### What the exercise asks
Extract all lines that hold the string "условия".

[Data entries]

— Begin —

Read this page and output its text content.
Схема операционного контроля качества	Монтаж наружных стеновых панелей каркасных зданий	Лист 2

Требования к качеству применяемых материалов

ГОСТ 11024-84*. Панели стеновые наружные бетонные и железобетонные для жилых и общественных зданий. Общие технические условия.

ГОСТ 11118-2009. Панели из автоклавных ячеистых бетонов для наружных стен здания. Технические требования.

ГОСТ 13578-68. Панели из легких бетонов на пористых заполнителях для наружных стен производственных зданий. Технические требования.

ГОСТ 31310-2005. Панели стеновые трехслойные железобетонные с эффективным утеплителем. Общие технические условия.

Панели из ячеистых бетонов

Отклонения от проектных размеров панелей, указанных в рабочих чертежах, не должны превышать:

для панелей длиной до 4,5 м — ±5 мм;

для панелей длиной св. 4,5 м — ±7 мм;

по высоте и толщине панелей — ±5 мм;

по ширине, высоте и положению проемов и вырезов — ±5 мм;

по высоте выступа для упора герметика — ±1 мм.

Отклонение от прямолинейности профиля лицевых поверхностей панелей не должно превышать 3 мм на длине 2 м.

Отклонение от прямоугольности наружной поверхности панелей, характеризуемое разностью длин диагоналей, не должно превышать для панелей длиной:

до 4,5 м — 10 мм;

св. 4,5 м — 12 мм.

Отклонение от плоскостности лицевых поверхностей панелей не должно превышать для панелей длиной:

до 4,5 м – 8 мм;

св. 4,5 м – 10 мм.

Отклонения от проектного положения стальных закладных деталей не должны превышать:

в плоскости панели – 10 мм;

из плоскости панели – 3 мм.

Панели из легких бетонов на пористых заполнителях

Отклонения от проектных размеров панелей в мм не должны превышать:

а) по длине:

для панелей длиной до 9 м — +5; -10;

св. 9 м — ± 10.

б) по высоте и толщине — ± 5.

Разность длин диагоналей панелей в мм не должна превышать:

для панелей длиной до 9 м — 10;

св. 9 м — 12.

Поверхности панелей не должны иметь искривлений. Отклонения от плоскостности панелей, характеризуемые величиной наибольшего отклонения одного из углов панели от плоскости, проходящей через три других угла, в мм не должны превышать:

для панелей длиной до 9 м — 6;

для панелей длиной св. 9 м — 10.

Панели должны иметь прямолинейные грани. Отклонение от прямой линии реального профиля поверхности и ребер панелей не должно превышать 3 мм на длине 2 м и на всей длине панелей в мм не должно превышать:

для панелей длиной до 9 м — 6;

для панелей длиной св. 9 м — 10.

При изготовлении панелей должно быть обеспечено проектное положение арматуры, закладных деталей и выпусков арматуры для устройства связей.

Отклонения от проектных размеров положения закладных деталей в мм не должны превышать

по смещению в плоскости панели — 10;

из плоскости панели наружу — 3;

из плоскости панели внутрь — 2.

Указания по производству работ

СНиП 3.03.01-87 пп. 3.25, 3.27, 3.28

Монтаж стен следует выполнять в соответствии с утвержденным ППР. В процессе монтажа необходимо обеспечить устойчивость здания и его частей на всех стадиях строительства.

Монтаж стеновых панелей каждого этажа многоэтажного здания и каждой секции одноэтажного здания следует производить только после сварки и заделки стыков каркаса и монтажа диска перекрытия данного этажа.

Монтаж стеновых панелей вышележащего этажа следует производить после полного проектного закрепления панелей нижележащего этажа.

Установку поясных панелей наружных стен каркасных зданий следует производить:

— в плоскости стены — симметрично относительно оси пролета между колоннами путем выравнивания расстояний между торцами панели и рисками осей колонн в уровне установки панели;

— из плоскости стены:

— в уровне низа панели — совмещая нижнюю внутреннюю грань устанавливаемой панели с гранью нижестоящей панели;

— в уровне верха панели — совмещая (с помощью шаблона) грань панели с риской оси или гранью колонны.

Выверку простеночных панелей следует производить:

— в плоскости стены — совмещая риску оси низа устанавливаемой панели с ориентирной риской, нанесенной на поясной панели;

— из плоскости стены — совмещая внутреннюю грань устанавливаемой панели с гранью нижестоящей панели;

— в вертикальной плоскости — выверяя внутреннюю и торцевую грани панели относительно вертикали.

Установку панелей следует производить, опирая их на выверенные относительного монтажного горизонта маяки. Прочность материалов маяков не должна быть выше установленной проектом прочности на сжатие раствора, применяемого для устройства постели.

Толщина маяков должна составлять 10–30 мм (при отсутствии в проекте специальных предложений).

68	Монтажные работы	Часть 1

— End —

### Task output
ГОСТ 11024-84*. Панели стеновые наружные бетонные и железобетонные для жилых и общественных зданий. Общие технические условия.
ГОСТ 31310-2005. Панели стеновые трехслойные железобетонные с эффективным утеплителем. Общие технические условия.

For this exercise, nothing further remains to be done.